Restate, word for word, all of the material shown below.

━━━━━ Records provided ━━━━━

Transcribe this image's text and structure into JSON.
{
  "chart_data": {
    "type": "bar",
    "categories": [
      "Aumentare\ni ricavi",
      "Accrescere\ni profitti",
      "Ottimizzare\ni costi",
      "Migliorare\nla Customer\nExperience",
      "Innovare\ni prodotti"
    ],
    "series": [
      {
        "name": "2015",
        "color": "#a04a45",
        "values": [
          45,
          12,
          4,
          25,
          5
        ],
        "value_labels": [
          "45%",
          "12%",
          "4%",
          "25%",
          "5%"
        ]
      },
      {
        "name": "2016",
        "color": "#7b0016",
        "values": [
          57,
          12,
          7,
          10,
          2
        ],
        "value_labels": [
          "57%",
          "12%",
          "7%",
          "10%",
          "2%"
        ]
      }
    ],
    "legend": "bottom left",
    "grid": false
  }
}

━━━━━

**Correct output**
Transcribe this image's text and structure into JSON.
{
  "chart_data": {
    "type": "bar",
    "categories": [
      "Aumentare\ni ricavi",
      "Accrescere\ni profitti",
      "Ottimizzare\ni costi",
      "Migliorare\nla Customer\nExperience",
      "Innovare\ni prodotti"
    ],
    "series": [
      {
        "name": "2015",
        "color": "#a04a45",
        "values": [
          45,
          12,
          4,
          25,
          5
        ],
        "value_labels": [
          "45%",
          "12%",
          "4%",
          "25%",
          "5%"
        ]
      },
      {
        "name": "2016",
        "color": "#7b0016",
        "values": [
          57,
          12,
          7,
          10,
          2
        ],
        "value_labels": [
          "57%",
          "12%",
          "7%",
          "10%",
          "2%"
        ]
      }
    ],
    "legend": "bottom left",
    "grid": false
  }
}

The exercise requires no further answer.